- **Written request**
Which lines hold the word "text"? Copy each of them.

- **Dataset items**
○ ○ ○ ○ ○
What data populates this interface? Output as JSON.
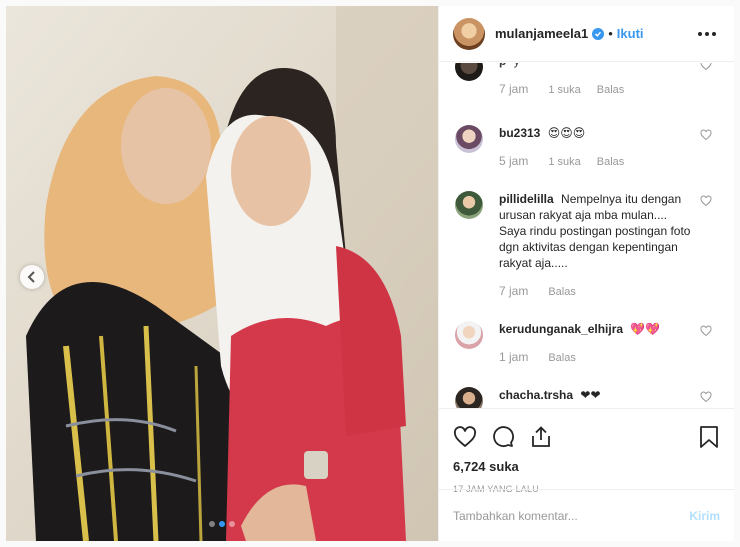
{
  "header": {
    "username": "mulanjameela1",
    "separator": "•",
    "follow_label": "Ikuti"
  },
  "comments": [
    {
      "username": "p",
      "text": "y",
      "time": "7 jam",
      "likes": "1 suka",
      "reply": "Balas"
    },
    {
      "username": "bu2313",
      "text": "😍😍😍",
      "time": "5 jam",
      "likes": "1 suka",
      "reply": "Balas"
    },
    {
      "username": "pillidelilla",
      "text": "Nempelnya itu dengan urusan rakyat aja mba mulan.... Saya rindu postingan postingan foto dgn aktivitas dengan kepentingan rakyat aja.....",
      "time": "7 jam",
      "reply": "Balas"
    },
    {
      "username": "kerudunganak_elhijra",
      "text": "💖💖",
      "time": "1 jam",
      "reply": "Balas"
    },
    {
      "username": "chacha.trsha",
      "text": "❤❤"
    }
  ],
  "post": {
    "likes": "6,724 suka",
    "posted": "17 JAM YANG LALU"
  },
  "add_comment": {
    "placeholder": "Tambahkan komentar...",
    "post_label": "Kirim"
  },
  "carousel": {
    "slide_count": 3,
    "active_slide": 2
  },
  "colors": {
    "accent": "#3897f0",
    "post_disabled": "#b2dffc",
    "muted": "#999999"
  }
}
○ ○ ○ ○ ○
- **Task output**
      "text": "y",
      "text": "😍😍😍",
      "text": "Nempelnya itu dengan urusan rakyat aja mba mulan.... Saya rindu postingan postingan foto dgn aktivitas dengan kepentingan rakyat aja.....",
      "text": "💖💖",
      "text": "❤❤"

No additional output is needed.